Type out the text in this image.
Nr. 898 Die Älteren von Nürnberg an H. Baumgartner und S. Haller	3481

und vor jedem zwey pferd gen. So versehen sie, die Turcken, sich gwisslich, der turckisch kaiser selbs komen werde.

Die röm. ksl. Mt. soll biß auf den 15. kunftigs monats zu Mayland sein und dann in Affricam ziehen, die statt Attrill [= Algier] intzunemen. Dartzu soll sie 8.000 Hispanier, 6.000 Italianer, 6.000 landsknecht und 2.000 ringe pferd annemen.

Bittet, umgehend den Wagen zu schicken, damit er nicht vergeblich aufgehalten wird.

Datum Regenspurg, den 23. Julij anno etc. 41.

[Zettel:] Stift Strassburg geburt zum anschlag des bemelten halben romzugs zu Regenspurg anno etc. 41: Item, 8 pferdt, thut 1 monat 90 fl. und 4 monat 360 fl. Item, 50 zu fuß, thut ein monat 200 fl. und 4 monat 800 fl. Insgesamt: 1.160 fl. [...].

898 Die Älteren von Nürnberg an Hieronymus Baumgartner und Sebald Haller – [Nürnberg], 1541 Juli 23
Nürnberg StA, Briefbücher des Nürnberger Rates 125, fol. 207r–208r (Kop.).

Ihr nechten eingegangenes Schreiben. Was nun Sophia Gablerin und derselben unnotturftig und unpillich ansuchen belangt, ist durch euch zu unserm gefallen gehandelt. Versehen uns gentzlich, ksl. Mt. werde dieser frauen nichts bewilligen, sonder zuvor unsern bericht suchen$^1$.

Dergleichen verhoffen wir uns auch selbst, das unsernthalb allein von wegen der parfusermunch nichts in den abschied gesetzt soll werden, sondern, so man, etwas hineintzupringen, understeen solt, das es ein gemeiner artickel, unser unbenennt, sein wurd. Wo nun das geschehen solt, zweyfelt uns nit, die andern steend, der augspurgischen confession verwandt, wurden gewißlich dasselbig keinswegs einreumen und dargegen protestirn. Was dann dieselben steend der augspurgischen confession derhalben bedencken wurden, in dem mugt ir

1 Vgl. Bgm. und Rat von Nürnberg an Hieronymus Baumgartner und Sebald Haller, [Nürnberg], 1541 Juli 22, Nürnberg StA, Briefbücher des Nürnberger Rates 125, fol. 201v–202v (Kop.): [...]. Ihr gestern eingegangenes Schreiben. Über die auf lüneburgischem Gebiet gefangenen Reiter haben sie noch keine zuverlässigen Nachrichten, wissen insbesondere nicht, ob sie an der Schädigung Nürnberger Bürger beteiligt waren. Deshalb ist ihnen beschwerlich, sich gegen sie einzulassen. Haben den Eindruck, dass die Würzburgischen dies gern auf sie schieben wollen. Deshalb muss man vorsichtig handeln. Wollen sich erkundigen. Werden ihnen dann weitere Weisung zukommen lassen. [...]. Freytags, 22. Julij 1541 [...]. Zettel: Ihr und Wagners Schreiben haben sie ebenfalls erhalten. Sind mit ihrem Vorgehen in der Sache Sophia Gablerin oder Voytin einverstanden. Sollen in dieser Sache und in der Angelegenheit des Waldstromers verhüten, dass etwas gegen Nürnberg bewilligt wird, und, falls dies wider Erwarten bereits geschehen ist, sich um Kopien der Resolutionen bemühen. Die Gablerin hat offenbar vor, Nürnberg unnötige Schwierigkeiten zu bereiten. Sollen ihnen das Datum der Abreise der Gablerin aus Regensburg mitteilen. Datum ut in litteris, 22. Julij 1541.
════
:: Task to complete ::
Report the tally of lines in the listing that carry the string "Regenspurg", and nothing else.

:: Answer to this task ::
2